The task:
Collect every line below that contains the word "ylabel".

Exercise material:
━━━━━━

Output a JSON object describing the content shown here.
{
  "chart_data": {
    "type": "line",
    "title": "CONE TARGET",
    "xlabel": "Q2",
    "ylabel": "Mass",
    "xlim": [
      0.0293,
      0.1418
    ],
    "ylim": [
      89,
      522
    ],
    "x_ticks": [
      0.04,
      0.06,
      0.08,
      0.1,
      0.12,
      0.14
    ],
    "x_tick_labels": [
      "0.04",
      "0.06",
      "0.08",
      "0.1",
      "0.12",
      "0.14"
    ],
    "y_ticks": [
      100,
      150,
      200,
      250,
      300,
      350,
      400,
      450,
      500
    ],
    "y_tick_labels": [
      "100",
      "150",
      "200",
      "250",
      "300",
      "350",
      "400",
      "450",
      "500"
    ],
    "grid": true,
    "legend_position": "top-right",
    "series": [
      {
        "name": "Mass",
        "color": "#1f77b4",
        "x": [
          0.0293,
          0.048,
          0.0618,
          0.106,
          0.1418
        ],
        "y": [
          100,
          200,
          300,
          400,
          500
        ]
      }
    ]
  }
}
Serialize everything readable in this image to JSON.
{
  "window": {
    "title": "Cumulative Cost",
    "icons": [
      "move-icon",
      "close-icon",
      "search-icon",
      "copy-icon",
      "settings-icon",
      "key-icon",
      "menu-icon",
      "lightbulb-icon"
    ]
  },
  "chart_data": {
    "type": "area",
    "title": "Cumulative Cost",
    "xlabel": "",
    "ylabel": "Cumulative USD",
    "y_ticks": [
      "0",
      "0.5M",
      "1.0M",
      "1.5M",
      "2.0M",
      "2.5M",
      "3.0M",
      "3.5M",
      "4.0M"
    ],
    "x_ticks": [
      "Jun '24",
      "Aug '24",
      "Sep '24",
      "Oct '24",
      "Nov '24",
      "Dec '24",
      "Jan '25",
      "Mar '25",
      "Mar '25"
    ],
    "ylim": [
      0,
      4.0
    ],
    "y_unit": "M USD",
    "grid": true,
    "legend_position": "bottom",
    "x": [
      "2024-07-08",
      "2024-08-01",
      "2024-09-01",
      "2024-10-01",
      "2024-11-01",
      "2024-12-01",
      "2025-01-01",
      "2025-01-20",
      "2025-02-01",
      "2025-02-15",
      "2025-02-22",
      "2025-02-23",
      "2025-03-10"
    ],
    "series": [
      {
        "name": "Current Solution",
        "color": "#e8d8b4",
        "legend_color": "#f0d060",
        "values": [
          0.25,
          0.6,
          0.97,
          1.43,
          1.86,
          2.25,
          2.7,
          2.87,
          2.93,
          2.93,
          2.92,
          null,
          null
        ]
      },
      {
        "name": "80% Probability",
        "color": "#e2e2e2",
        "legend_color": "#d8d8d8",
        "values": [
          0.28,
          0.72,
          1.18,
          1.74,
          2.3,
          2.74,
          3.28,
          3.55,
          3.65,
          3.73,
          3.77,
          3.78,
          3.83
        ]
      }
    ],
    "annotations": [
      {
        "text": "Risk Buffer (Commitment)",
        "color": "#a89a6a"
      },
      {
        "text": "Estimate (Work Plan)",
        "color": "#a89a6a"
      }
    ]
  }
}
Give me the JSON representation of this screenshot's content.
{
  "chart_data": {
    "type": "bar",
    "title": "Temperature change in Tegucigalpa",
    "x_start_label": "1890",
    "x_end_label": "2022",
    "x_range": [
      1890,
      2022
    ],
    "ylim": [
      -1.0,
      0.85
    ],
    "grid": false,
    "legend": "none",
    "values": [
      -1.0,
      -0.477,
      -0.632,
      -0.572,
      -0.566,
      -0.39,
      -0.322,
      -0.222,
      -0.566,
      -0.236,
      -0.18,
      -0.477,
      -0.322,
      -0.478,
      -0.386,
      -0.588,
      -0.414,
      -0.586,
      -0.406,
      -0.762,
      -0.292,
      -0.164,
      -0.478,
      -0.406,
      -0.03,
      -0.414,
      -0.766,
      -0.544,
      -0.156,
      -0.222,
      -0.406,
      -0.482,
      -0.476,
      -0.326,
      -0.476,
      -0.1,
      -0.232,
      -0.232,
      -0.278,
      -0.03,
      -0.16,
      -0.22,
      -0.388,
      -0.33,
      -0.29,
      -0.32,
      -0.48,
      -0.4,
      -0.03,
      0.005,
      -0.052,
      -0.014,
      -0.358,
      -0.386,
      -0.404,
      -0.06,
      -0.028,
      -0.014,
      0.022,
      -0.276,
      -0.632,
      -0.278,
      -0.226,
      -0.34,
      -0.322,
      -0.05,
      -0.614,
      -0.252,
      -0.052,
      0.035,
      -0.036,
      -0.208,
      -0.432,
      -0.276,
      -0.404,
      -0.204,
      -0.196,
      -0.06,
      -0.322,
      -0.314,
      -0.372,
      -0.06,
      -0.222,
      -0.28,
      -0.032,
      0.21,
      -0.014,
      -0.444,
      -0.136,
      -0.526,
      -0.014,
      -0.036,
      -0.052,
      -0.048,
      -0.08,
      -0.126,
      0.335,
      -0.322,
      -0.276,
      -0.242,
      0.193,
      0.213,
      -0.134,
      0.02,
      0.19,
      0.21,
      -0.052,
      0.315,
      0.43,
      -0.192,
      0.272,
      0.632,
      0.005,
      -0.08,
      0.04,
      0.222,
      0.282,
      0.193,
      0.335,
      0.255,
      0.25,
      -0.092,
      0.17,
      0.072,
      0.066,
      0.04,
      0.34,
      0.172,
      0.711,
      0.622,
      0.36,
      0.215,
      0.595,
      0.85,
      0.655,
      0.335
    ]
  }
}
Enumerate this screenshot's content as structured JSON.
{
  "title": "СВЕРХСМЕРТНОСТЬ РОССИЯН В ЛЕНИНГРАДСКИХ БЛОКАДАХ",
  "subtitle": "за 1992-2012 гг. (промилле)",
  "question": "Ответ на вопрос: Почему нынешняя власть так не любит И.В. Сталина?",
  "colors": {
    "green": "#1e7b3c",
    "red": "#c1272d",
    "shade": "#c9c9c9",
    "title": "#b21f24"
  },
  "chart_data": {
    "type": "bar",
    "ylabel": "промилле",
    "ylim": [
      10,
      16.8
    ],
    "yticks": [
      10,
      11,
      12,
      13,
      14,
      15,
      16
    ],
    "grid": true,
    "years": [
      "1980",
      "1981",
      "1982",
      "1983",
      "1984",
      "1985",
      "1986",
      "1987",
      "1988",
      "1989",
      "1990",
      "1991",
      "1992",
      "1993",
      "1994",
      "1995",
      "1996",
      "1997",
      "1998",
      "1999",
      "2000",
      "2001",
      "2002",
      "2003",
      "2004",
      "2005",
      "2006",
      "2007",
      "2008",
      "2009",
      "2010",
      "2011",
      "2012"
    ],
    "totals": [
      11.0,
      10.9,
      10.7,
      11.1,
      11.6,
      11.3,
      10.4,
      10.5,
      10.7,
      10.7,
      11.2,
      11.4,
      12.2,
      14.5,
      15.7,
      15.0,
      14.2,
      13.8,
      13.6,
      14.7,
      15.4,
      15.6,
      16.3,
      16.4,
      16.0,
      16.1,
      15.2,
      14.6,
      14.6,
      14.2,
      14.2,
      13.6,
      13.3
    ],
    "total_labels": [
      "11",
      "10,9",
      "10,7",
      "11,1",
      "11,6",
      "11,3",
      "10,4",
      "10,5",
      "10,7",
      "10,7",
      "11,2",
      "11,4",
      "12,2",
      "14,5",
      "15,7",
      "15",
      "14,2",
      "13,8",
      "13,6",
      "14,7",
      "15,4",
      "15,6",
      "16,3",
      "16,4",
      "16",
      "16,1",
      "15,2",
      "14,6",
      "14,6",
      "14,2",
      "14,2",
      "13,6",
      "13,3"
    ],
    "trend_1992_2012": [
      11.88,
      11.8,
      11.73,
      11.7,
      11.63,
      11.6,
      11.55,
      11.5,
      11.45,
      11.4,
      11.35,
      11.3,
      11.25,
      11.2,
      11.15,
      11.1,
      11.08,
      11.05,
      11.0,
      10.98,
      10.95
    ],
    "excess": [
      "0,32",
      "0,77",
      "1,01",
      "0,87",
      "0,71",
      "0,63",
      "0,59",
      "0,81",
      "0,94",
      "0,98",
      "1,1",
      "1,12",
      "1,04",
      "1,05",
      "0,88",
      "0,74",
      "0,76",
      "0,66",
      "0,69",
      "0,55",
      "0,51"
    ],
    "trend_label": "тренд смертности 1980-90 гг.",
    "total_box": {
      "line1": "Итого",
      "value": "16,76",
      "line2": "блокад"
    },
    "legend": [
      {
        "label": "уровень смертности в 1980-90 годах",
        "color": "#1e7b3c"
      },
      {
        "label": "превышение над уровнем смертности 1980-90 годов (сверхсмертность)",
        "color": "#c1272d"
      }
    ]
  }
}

━━━━━━

Response to this exercise:
    "ylabel": "Mass",
    "ylabel": "Cumulative USD",
    "ylabel": "промилле",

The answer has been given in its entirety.